* _Task description_:
Copy all the material that follows, keeping every character the same.

* _Records supplied_:
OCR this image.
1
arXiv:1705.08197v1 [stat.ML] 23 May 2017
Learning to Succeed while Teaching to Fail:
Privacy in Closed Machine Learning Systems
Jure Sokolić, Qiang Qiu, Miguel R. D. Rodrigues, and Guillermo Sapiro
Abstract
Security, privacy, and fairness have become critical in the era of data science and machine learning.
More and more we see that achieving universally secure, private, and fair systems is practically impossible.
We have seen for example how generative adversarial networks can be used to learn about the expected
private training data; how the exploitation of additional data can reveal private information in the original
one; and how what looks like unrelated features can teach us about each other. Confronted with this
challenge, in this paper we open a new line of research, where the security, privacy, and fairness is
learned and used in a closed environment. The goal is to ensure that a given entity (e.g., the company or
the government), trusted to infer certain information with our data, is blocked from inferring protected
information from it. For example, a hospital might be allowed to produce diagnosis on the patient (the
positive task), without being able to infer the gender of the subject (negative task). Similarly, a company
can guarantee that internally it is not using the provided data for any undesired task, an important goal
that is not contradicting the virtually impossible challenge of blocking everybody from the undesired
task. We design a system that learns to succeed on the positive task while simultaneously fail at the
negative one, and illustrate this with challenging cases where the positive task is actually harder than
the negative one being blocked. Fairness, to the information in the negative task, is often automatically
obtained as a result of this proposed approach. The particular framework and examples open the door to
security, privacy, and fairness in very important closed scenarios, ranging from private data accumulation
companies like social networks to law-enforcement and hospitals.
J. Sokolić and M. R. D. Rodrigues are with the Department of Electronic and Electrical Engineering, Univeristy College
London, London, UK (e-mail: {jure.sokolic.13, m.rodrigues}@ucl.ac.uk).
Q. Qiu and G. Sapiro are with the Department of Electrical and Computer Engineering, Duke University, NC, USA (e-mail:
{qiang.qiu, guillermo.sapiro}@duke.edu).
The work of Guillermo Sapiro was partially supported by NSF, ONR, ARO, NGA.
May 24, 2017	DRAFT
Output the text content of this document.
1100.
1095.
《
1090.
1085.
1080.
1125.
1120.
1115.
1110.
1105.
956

* _Exercise result_:
OCR this image.
1
arXiv:1705.08197v1 [stat.ML] 23 May 2017
Learning to Succeed while Teaching to Fail:
Privacy in Closed Machine Learning Systems
Jure Sokolić, Qiang Qiu, Miguel R. D. Rodrigues, and Guillermo Sapiro
Abstract
Security, privacy, and fairness have become critical in the era of data science and machine learning.
More and more we see that achieving universally secure, private, and fair systems is practically impossible.
We have seen for example how generative adversarial networks can be used to learn about the expected
private training data; how the exploitation of additional data can reveal private information in the original
one; and how what looks like unrelated features can teach us about each other. Confronted with this
challenge, in this paper we open a new line of research, where the security, privacy, and fairness is
learned and used in a closed environment. The goal is to ensure that a given entity (e.g., the company or
the government), trusted to infer certain information with our data, is blocked from inferring protected
information from it. For example, a hospital might be allowed to produce diagnosis on the patient (the
positive task), without being able to infer the gender of the subject (negative task). Similarly, a company
can guarantee that internally it is not using the provided data for any undesired task, an important goal
that is not contradicting the virtually impossible challenge of blocking everybody from the undesired
task. We design a system that learns to succeed on the positive task while simultaneously fail at the
negative one, and illustrate this with challenging cases where the positive task is actually harder than
the negative one being blocked. Fairness, to the information in the negative task, is often automatically
obtained as a result of this proposed approach. The particular framework and examples open the door to
security, privacy, and fairness in very important closed scenarios, ranging from private data accumulation
companies like social networks to law-enforcement and hospitals.
J. Sokolić and M. R. D. Rodrigues are with the Department of Electronic and Electrical Engineering, Univeristy College
London, London, UK (e-mail: {jure.sokolic.13, m.rodrigues}@ucl.ac.uk).
Q. Qiu and G. Sapiro are with the Department of Electrical and Computer Engineering, Duke University, NC, USA (e-mail:
{qiang.qiu, guillermo.sapiro}@duke.edu).
The work of Guillermo Sapiro was partially supported by NSF, ONR, ARO, NGA.
May 24, 2017	DRAFT
Output the text content of this document.
1100.
1095.
《
1090.
1085.
1080.
1125.
1120.
1115.
1110.
1105.
956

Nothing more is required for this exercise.